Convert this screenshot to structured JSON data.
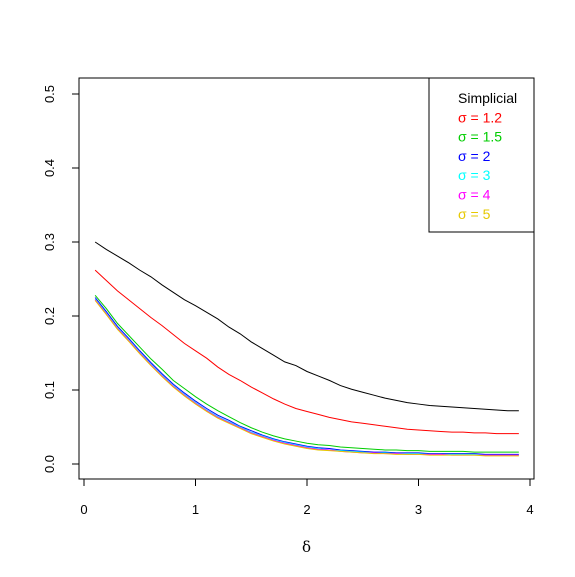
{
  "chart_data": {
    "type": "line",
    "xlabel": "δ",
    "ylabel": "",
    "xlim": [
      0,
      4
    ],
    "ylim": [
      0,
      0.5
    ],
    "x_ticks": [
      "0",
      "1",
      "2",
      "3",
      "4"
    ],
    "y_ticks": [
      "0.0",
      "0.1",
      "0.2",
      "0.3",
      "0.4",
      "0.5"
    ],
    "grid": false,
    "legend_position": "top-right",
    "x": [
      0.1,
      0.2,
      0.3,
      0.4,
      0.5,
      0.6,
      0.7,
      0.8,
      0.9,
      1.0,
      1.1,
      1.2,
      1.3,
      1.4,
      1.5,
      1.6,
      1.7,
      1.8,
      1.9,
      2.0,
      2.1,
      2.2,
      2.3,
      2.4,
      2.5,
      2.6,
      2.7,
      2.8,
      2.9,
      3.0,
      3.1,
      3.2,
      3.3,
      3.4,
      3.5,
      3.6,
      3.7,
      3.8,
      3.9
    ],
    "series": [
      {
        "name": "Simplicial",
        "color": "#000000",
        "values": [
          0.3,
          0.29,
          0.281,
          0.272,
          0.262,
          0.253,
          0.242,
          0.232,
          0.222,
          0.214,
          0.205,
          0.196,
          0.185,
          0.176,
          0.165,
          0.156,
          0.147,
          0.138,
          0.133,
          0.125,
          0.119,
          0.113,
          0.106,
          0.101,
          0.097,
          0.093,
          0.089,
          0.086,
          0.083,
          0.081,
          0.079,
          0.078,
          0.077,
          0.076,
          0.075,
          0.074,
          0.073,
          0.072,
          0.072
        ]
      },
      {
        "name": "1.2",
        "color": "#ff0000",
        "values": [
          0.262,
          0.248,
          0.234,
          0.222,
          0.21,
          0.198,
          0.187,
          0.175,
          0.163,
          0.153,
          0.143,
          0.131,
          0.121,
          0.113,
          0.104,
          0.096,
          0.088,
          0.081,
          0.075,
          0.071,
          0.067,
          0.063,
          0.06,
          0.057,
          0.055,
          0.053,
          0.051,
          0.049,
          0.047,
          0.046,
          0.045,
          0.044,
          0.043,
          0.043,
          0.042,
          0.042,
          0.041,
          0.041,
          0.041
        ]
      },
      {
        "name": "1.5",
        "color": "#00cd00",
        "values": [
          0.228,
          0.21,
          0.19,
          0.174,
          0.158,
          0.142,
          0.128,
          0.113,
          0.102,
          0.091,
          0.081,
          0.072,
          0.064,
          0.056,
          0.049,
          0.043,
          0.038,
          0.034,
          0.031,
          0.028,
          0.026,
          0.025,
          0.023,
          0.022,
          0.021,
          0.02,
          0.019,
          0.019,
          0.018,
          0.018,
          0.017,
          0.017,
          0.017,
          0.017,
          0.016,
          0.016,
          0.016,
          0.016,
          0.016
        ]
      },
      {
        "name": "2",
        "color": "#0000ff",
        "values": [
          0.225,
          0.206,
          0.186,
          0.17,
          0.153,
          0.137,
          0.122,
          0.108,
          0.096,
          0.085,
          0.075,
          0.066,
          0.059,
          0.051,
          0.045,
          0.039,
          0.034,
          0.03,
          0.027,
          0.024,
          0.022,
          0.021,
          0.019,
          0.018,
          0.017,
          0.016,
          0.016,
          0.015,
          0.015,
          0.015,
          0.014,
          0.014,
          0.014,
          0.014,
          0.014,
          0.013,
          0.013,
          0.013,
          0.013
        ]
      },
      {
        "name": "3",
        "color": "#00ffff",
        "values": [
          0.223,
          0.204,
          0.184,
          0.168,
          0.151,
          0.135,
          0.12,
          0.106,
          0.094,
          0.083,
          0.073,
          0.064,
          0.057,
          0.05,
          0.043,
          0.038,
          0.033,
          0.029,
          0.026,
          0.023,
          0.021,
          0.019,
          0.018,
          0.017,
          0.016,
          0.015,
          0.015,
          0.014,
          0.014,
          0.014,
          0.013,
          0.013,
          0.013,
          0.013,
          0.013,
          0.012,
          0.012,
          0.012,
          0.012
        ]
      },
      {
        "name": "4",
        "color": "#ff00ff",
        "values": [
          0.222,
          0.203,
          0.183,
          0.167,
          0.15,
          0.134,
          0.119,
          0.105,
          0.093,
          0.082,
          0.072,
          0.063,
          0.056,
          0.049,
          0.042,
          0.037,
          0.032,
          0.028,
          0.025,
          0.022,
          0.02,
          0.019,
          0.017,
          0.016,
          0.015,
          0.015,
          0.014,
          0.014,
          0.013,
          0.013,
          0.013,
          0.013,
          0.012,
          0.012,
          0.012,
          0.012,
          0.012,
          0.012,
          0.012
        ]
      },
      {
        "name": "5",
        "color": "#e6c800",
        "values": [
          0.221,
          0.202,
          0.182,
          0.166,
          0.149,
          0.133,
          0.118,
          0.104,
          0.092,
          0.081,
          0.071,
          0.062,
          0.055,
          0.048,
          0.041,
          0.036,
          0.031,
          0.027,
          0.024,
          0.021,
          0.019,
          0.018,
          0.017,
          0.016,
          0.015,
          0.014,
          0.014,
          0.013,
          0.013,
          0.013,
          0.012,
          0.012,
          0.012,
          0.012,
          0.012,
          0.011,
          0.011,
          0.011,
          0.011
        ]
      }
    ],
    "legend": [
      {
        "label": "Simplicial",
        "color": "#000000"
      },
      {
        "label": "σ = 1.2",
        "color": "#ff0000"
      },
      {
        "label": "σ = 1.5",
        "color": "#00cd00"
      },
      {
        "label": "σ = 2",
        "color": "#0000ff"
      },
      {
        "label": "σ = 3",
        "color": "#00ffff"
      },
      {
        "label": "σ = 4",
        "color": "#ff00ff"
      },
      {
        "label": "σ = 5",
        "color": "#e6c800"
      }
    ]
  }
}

------------------------------------

What you should do >>
Each record should be quoted exactly, with the images omitted.

Problem solution >>
Convert this screenshot to structured JSON data.
{
  "chart_data": {
    "type": "line",
    "xlabel": "δ",
    "ylabel": "",
    "xlim": [
      0,
      4
    ],
    "ylim": [
      0,
      0.5
    ],
    "x_ticks": [
      "0",
      "1",
      "2",
      "3",
      "4"
    ],
    "y_ticks": [
      "0.0",
      "0.1",
      "0.2",
      "0.3",
      "0.4",
      "0.5"
    ],
    "grid": false,
    "legend_position": "top-right",
    "x": [
      0.1,
      0.2,
      0.3,
      0.4,
      0.5,
      0.6,
      0.7,
      0.8,
      0.9,
      1.0,
      1.1,
      1.2,
      1.3,
      1.4,
      1.5,
      1.6,
      1.7,
      1.8,
      1.9,
      2.0,
      2.1,
      2.2,
      2.3,
      2.4,
      2.5,
      2.6,
      2.7,
      2.8,
      2.9,
      3.0,
      3.1,
      3.2,
      3.3,
      3.4,
      3.5,
      3.6,
      3.7,
      3.8,
      3.9
    ],
    "series": [
      {
        "name": "Simplicial",
        "color": "#000000",
        "values": [
          0.3,
          0.29,
          0.281,
          0.272,
          0.262,
          0.253,
          0.242,
          0.232,
          0.222,
          0.214,
          0.205,
          0.196,
          0.185,
          0.176,
          0.165,
          0.156,
          0.147,
          0.138,
          0.133,
          0.125,
          0.119,
          0.113,
          0.106,
          0.101,
          0.097,
          0.093,
          0.089,
          0.086,
          0.083,
          0.081,
          0.079,
          0.078,
          0.077,
          0.076,
          0.075,
          0.074,
          0.073,
          0.072,
          0.072
        ]
      },
      {
        "name": "1.2",
        "color": "#ff0000",
        "values": [
          0.262,
          0.248,
          0.234,
          0.222,
          0.21,
          0.198,
          0.187,
          0.175,
          0.163,
          0.153,
          0.143,
          0.131,
          0.121,
          0.113,
          0.104,
          0.096,
          0.088,
          0.081,
          0.075,
          0.071,
          0.067,
          0.063,
          0.06,
          0.057,
          0.055,
          0.053,
          0.051,
          0.049,
          0.047,
          0.046,
          0.045,
          0.044,
          0.043,
          0.043,
          0.042,
          0.042,
          0.041,
          0.041,
          0.041
        ]
      },
      {
        "name": "1.5",
        "color": "#00cd00",
        "values": [
          0.228,
          0.21,
          0.19,
          0.174,
          0.158,
          0.142,
          0.128,
          0.113,
          0.102,
          0.091,
          0.081,
          0.072,
          0.064,
          0.056,
          0.049,
          0.043,
          0.038,
          0.034,
          0.031,
          0.028,
          0.026,
          0.025,
          0.023,
          0.022,
          0.021,
          0.02,
          0.019,
          0.019,
          0.018,
          0.018,
          0.017,
          0.017,
          0.017,
          0.017,
          0.016,
          0.016,
          0.016,
          0.016,
          0.016
        ]
      },
      {
        "name": "2",
        "color": "#0000ff",
        "values": [
          0.225,
          0.206,
          0.186,
          0.17,
          0.153,
          0.137,
          0.122,
          0.108,
          0.096,
          0.085,
          0.075,
          0.066,
          0.059,
          0.051,
          0.045,
          0.039,
          0.034,
          0.03,
          0.027,
          0.024,
          0.022,
          0.021,
          0.019,
          0.018,
          0.017,
          0.016,
          0.016,
          0.015,
          0.015,
          0.015,
          0.014,
          0.014,
          0.014,
          0.014,
          0.014,
          0.013,
          0.013,
          0.013,
          0.013
        ]
      },
      {
        "name": "3",
        "color": "#00ffff",
        "values": [
          0.223,
          0.204,
          0.184,
          0.168,
          0.151,
          0.135,
          0.12,
          0.106,
          0.094,
          0.083,
          0.073,
          0.064,
          0.057,
          0.05,
          0.043,
          0.038,
          0.033,
          0.029,
          0.026,
          0.023,
          0.021,
          0.019,
          0.018,
          0.017,
          0.016,
          0.015,
          0.015,
          0.014,
          0.014,
          0.014,
          0.013,
          0.013,
          0.013,
          0.013,
          0.013,
          0.012,
          0.012,
          0.012,
          0.012
        ]
      },
      {
        "name": "4",
        "color": "#ff00ff",
        "values": [
          0.222,
          0.203,
          0.183,
          0.167,
          0.15,
          0.134,
          0.119,
          0.105,
          0.093,
          0.082,
          0.072,
          0.063,
          0.056,
          0.049,
          0.042,
          0.037,
          0.032,
          0.028,
          0.025,
          0.022,
          0.02,
          0.019,
          0.017,
          0.016,
          0.015,
          0.015,
          0.014,
          0.014,
          0.013,
          0.013,
          0.013,
          0.013,
          0.012,
          0.012,
          0.012,
          0.012,
          0.012,
          0.012,
          0.012
        ]
      },
      {
        "name": "5",
        "color": "#e6c800",
        "values": [
          0.221,
          0.202,
          0.182,
          0.166,
          0.149,
          0.133,
          0.118,
          0.104,
          0.092,
          0.081,
          0.071,
          0.062,
          0.055,
          0.048,
          0.041,
          0.036,
          0.031,
          0.027,
          0.024,
          0.021,
          0.019,
          0.018,
          0.017,
          0.016,
          0.015,
          0.014,
          0.014,
          0.013,
          0.013,
          0.013,
          0.012,
          0.012,
          0.012,
          0.012,
          0.012,
          0.011,
          0.011,
          0.011,
          0.011
        ]
      }
    ],
    "legend": [
      {
        "label": "Simplicial",
        "color": "#000000"
      },
      {
        "label": "σ = 1.2",
        "color": "#ff0000"
      },
      {
        "label": "σ = 1.5",
        "color": "#00cd00"
      },
      {
        "label": "σ = 2",
        "color": "#0000ff"
      },
      {
        "label": "σ = 3",
        "color": "#00ffff"
      },
      {
        "label": "σ = 4",
        "color": "#ff00ff"
      },
      {
        "label": "σ = 5",
        "color": "#e6c800"
      }
    ]
  }
}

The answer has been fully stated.